Challenge: Nothing in the data should change when you return it, but leave the pictures out.

Records from a collection of figures:

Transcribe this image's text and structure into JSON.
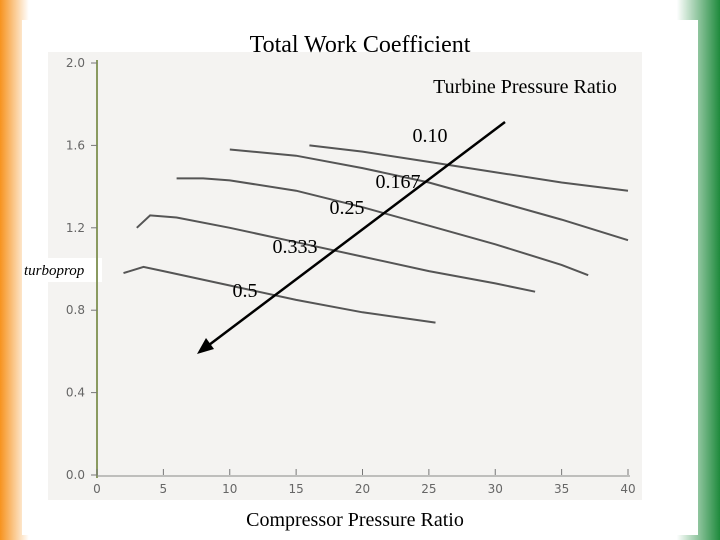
{
  "chart_data": {
    "type": "line",
    "title": "Total Work Coefficient",
    "annotation": "Turbine Pressure Ratio",
    "side_label": "turboprop",
    "x_label": "Compressor Pressure Ratio",
    "xlim": [
      0,
      40
    ],
    "xticks": [
      0,
      5,
      10,
      15,
      20,
      25,
      30,
      35,
      40
    ],
    "ylim": [
      0,
      2.0
    ],
    "yticks": [
      {
        "value": 0,
        "label": "0.0"
      },
      0.4,
      0.8,
      1.2,
      1.6,
      {
        "value": 2,
        "label": "2.0"
      }
    ],
    "series": [
      {
        "name": "0.10",
        "color": "#555555",
        "x": [
          16,
          20,
          25,
          30,
          35,
          40
        ],
        "values": [
          1.6,
          1.57,
          1.52,
          1.47,
          1.42,
          1.38
        ]
      },
      {
        "name": "0.167",
        "color": "#555555",
        "x": [
          10,
          15,
          20,
          25,
          30,
          35,
          40
        ],
        "values": [
          1.58,
          1.55,
          1.49,
          1.42,
          1.33,
          1.24,
          1.14
        ]
      },
      {
        "name": "0.25",
        "color": "#555555",
        "x": [
          6,
          8,
          10,
          15,
          20,
          25,
          30,
          35,
          37
        ],
        "values": [
          1.44,
          1.44,
          1.43,
          1.38,
          1.3,
          1.21,
          1.12,
          1.02,
          0.97
        ]
      },
      {
        "name": "0.333",
        "color": "#555555",
        "x": [
          3,
          4,
          6,
          10,
          15,
          20,
          25,
          30,
          33
        ],
        "values": [
          1.2,
          1.26,
          1.25,
          1.2,
          1.13,
          1.06,
          0.99,
          0.93,
          0.89
        ]
      },
      {
        "name": "0.5",
        "color": "#555555",
        "x": [
          2,
          3.5,
          5,
          10,
          15,
          20,
          25.5
        ],
        "values": [
          0.98,
          1.01,
          0.99,
          0.92,
          0.85,
          0.79,
          0.74
        ]
      }
    ]
  }
}
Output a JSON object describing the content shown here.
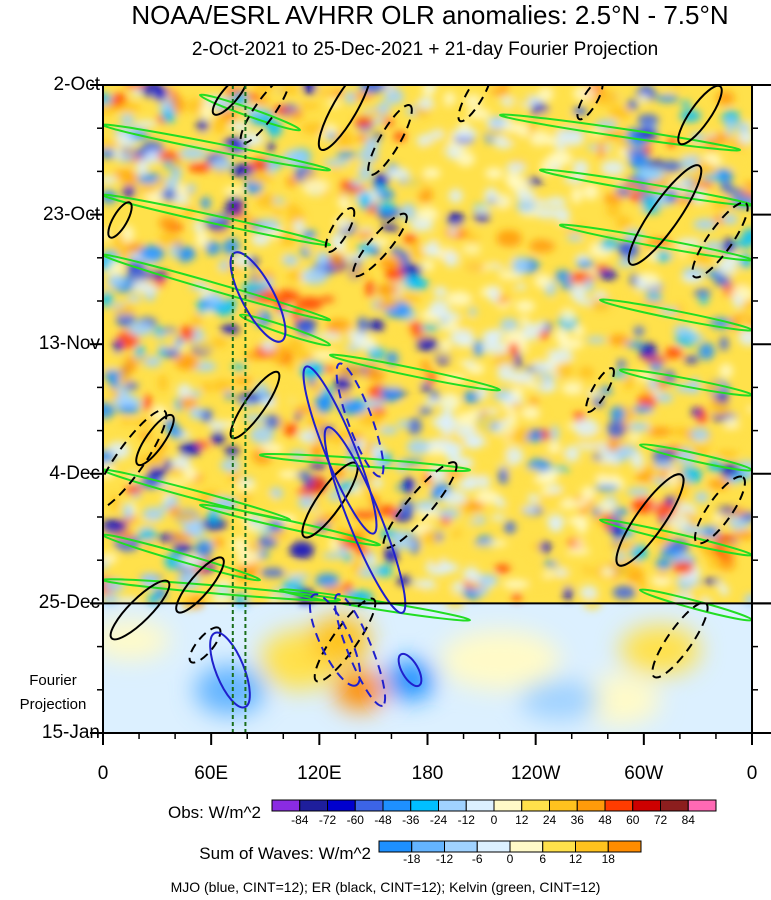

Solution to this task:
Transcribe this image's text and structure into JSON.
{
  "chart_data": {
    "type": "line",
    "title": "Total Work Coefficient",
    "annotation": "Turbine Pressure Ratio",
    "side_label": "turboprop",
    "x_label": "Compressor Pressure Ratio",
    "xlim": [
      0,
      40
    ],
    "xticks": [
      0,
      5,
      10,
      15,
      20,
      25,
      30,
      35,
      40
    ],
    "ylim": [
      0,
      2.0
    ],
    "yticks": [
      {
        "value": 0,
        "label": "0.0"
      },
      0.4,
      0.8,
      1.2,
      1.6,
      {
        "value": 2,
        "label": "2.0"
      }
    ],
    "series": [
      {
        "name": "0.10",
        "color": "#555555",
        "x": [
          16,
          20,
          25,
          30,
          35,
          40
        ],
        "values": [
          1.6,
          1.57,
          1.52,
          1.47,
          1.42,
          1.38
        ]
      },
      {
        "name": "0.167",
        "color": "#555555",
        "x": [
          10,
          15,
          20,
          25,
          30,
          35,
          40
        ],
        "values": [
          1.58,
          1.55,
          1.49,
          1.42,
          1.33,
          1.24,
          1.14
        ]
      },
      {
        "name": "0.25",
        "color": "#555555",
        "x": [
          6,
          8,
          10,
          15,
          20,
          25,
          30,
          35,
          37
        ],
        "values": [
          1.44,
          1.44,
          1.43,
          1.38,
          1.3,
          1.21,
          1.12,
          1.02,
          0.97
        ]
      },
      {
        "name": "0.333",
        "color": "#555555",
        "x": [
          3,
          4,
          6,
          10,
          15,
          20,
          25,
          30,
          33
        ],
        "values": [
          1.2,
          1.26,
          1.25,
          1.2,
          1.13,
          1.06,
          0.99,
          0.93,
          0.89
        ]
      },
      {
        "name": "0.5",
        "color": "#555555",
        "x": [
          2,
          3.5,
          5,
          10,
          15,
          20,
          25.5
        ],
        "values": [
          0.98,
          1.01,
          0.99,
          0.92,
          0.85,
          0.79,
          0.74
        ]
      }
    ]
  }
}
Output a JSON object describing the content shown here.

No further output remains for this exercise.